Start Source material

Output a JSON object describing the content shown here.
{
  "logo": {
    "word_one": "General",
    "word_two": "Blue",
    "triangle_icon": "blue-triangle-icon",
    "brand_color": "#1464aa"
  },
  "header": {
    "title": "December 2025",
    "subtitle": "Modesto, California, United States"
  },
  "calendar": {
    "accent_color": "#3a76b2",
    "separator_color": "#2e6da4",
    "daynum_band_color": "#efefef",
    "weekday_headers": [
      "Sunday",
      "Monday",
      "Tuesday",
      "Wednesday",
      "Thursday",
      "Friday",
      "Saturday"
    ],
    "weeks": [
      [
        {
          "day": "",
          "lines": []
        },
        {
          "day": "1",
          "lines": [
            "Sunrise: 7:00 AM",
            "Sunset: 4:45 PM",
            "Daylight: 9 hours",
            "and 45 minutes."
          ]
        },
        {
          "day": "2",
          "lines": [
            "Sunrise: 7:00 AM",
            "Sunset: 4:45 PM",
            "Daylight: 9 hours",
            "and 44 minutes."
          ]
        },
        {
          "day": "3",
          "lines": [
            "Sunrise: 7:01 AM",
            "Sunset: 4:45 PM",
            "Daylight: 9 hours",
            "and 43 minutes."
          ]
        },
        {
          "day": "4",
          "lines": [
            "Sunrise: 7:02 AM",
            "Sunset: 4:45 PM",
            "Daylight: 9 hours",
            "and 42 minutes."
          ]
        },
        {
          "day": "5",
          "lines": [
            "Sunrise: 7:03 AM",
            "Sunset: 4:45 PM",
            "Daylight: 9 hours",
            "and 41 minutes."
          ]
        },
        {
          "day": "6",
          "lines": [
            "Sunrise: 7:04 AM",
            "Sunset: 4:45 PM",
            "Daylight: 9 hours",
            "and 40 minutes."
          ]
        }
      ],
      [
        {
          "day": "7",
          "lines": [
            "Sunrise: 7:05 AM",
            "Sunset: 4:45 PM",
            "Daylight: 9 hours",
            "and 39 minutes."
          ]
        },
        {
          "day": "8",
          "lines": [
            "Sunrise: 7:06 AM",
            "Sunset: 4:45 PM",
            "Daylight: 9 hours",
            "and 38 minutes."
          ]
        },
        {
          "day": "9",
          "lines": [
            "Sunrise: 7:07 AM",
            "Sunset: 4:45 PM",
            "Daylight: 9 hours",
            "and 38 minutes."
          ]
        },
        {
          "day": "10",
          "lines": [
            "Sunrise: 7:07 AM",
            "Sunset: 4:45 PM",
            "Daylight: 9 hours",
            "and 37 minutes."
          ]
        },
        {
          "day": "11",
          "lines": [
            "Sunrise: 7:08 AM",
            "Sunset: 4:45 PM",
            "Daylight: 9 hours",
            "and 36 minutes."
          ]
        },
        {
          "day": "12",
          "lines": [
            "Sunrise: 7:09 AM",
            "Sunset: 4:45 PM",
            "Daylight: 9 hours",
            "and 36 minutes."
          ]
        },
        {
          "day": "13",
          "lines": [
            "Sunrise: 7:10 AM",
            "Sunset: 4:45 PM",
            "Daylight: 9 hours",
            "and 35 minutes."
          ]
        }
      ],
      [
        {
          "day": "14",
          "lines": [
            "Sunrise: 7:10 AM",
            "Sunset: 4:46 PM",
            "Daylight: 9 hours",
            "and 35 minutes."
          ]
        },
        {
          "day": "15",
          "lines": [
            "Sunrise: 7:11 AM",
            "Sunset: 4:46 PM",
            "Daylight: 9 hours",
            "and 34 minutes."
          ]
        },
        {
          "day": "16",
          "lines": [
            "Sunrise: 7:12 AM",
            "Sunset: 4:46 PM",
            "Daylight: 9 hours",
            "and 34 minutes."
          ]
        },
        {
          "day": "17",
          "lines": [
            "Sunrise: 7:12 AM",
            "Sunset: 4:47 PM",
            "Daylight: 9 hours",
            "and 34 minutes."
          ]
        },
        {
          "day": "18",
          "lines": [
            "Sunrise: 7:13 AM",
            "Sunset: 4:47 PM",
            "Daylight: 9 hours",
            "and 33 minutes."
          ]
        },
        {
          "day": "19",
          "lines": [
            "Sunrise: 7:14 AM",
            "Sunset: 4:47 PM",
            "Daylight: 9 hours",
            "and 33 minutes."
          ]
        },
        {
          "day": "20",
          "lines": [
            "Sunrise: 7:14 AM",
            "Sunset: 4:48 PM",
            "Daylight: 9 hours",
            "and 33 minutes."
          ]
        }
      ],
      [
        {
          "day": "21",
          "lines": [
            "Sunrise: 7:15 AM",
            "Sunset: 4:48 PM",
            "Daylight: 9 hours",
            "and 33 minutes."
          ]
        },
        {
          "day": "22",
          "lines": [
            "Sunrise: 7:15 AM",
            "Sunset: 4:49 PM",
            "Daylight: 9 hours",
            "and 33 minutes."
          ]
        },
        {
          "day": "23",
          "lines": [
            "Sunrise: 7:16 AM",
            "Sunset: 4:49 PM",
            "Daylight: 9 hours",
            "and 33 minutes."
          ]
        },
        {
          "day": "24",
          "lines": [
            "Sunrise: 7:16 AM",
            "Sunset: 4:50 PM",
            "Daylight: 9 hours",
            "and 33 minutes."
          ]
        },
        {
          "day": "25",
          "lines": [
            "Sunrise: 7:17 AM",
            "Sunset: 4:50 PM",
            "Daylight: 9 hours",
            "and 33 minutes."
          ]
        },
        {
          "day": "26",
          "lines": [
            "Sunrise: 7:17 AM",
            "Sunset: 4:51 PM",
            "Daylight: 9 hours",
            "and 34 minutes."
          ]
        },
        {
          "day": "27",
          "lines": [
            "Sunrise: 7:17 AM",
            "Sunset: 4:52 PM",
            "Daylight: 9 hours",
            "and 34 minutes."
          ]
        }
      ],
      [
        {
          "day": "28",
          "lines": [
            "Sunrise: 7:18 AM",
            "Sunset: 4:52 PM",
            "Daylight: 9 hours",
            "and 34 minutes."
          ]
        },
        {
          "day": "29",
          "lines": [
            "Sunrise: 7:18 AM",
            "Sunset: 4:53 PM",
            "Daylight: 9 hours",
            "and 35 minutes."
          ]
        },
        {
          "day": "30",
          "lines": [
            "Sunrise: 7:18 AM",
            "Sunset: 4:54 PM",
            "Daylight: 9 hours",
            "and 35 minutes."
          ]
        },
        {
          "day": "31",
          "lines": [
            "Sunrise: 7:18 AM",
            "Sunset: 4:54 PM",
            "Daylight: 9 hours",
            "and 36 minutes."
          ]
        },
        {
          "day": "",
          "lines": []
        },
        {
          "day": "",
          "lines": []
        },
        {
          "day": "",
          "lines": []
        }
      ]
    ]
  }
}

End Source material

Description of the task — Extract each line from the listing above, please, and repeat it exactly.

Full answer —
Output a JSON object describing the content shown here.
{
  "logo": {
    "word_one": "General",
    "word_two": "Blue",
    "triangle_icon": "blue-triangle-icon",
    "brand_color": "#1464aa"
  },
  "header": {
    "title": "December 2025",
    "subtitle": "Modesto, California, United States"
  },
  "calendar": {
    "accent_color": "#3a76b2",
    "separator_color": "#2e6da4",
    "daynum_band_color": "#efefef",
    "weekday_headers": [
      "Sunday",
      "Monday",
      "Tuesday",
      "Wednesday",
      "Thursday",
      "Friday",
      "Saturday"
    ],
    "weeks": [
      [
        {
          "day": "",
          "lines": []
        },
        {
          "day": "1",
          "lines": [
            "Sunrise: 7:00 AM",
            "Sunset: 4:45 PM",
            "Daylight: 9 hours",
            "and 45 minutes."
          ]
        },
        {
          "day": "2",
          "lines": [
            "Sunrise: 7:00 AM",
            "Sunset: 4:45 PM",
            "Daylight: 9 hours",
            "and 44 minutes."
          ]
        },
        {
          "day": "3",
          "lines": [
            "Sunrise: 7:01 AM",
            "Sunset: 4:45 PM",
            "Daylight: 9 hours",
            "and 43 minutes."
          ]
        },
        {
          "day": "4",
          "lines": [
            "Sunrise: 7:02 AM",
            "Sunset: 4:45 PM",
            "Daylight: 9 hours",
            "and 42 minutes."
          ]
        },
        {
          "day": "5",
          "lines": [
            "Sunrise: 7:03 AM",
            "Sunset: 4:45 PM",
            "Daylight: 9 hours",
            "and 41 minutes."
          ]
        },
        {
          "day": "6",
          "lines": [
            "Sunrise: 7:04 AM",
            "Sunset: 4:45 PM",
            "Daylight: 9 hours",
            "and 40 minutes."
          ]
        }
      ],
      [
        {
          "day": "7",
          "lines": [
            "Sunrise: 7:05 AM",
            "Sunset: 4:45 PM",
            "Daylight: 9 hours",
            "and 39 minutes."
          ]
        },
        {
          "day": "8",
          "lines": [
            "Sunrise: 7:06 AM",
            "Sunset: 4:45 PM",
            "Daylight: 9 hours",
            "and 38 minutes."
          ]
        },
        {
          "day": "9",
          "lines": [
            "Sunrise: 7:07 AM",
            "Sunset: 4:45 PM",
            "Daylight: 9 hours",
            "and 38 minutes."
          ]
        },
        {
          "day": "10",
          "lines": [
            "Sunrise: 7:07 AM",
            "Sunset: 4:45 PM",
            "Daylight: 9 hours",
            "and 37 minutes."
          ]
        },
        {
          "day": "11",
          "lines": [
            "Sunrise: 7:08 AM",
            "Sunset: 4:45 PM",
            "Daylight: 9 hours",
            "and 36 minutes."
          ]
        },
        {
          "day": "12",
          "lines": [
            "Sunrise: 7:09 AM",
            "Sunset: 4:45 PM",
            "Daylight: 9 hours",
            "and 36 minutes."
          ]
        },
        {
          "day": "13",
          "lines": [
            "Sunrise: 7:10 AM",
            "Sunset: 4:45 PM",
            "Daylight: 9 hours",
            "and 35 minutes."
          ]
        }
      ],
      [
        {
          "day": "14",
          "lines": [
            "Sunrise: 7:10 AM",
            "Sunset: 4:46 PM",
            "Daylight: 9 hours",
            "and 35 minutes."
          ]
        },
        {
          "day": "15",
          "lines": [
            "Sunrise: 7:11 AM",
            "Sunset: 4:46 PM",
            "Daylight: 9 hours",
            "and 34 minutes."
          ]
        },
        {
          "day": "16",
          "lines": [
            "Sunrise: 7:12 AM",
            "Sunset: 4:46 PM",
            "Daylight: 9 hours",
            "and 34 minutes."
          ]
        },
        {
          "day": "17",
          "lines": [
            "Sunrise: 7:12 AM",
            "Sunset: 4:47 PM",
            "Daylight: 9 hours",
            "and 34 minutes."
          ]
        },
        {
          "day": "18",
          "lines": [
            "Sunrise: 7:13 AM",
            "Sunset: 4:47 PM",
            "Daylight: 9 hours",
            "and 33 minutes."
          ]
        },
        {
          "day": "19",
          "lines": [
            "Sunrise: 7:14 AM",
            "Sunset: 4:47 PM",
            "Daylight: 9 hours",
            "and 33 minutes."
          ]
        },
        {
          "day": "20",
          "lines": [
            "Sunrise: 7:14 AM",
            "Sunset: 4:48 PM",
            "Daylight: 9 hours",
            "and 33 minutes."
          ]
        }
      ],
      [
        {
          "day": "21",
          "lines": [
            "Sunrise: 7:15 AM",
            "Sunset: 4:48 PM",
            "Daylight: 9 hours",
            "and 33 minutes."
          ]
        },
        {
          "day": "22",
          "lines": [
            "Sunrise: 7:15 AM",
            "Sunset: 4:49 PM",
            "Daylight: 9 hours",
            "and 33 minutes."
          ]
        },
        {
          "day": "23",
          "lines": [
            "Sunrise: 7:16 AM",
            "Sunset: 4:49 PM",
            "Daylight: 9 hours",
            "and 33 minutes."
          ]
        },
        {
          "day": "24",
          "lines": [
            "Sunrise: 7:16 AM",
            "Sunset: 4:50 PM",
            "Daylight: 9 hours",
            "and 33 minutes."
          ]
        },
        {
          "day": "25",
          "lines": [
            "Sunrise: 7:17 AM",
            "Sunset: 4:50 PM",
            "Daylight: 9 hours",
            "and 33 minutes."
          ]
        },
        {
          "day": "26",
          "lines": [
            "Sunrise: 7:17 AM",
            "Sunset: 4:51 PM",
            "Daylight: 9 hours",
            "and 34 minutes."
          ]
        },
        {
          "day": "27",
          "lines": [
            "Sunrise: 7:17 AM",
            "Sunset: 4:52 PM",
            "Daylight: 9 hours",
            "and 34 minutes."
          ]
        }
      ],
      [
        {
          "day": "28",
          "lines": [
            "Sunrise: 7:18 AM",
            "Sunset: 4:52 PM",
            "Daylight: 9 hours",
            "and 34 minutes."
          ]
        },
        {
          "day": "29",
          "lines": [
            "Sunrise: 7:18 AM",
            "Sunset: 4:53 PM",
            "Daylight: 9 hours",
            "and 35 minutes."
          ]
        },
        {
          "day": "30",
          "lines": [
            "Sunrise: 7:18 AM",
            "Sunset: 4:54 PM",
            "Daylight: 9 hours",
            "and 35 minutes."
          ]
        },
        {
          "day": "31",
          "lines": [
            "Sunrise: 7:18 AM",
            "Sunset: 4:54 PM",
            "Daylight: 9 hours",
            "and 36 minutes."
          ]
        },
        {
          "day": "",
          "lines": []
        },
        {
          "day": "",
          "lines": []
        },
        {
          "day": "",
          "lines": []
        }
      ]
    ]
  }
}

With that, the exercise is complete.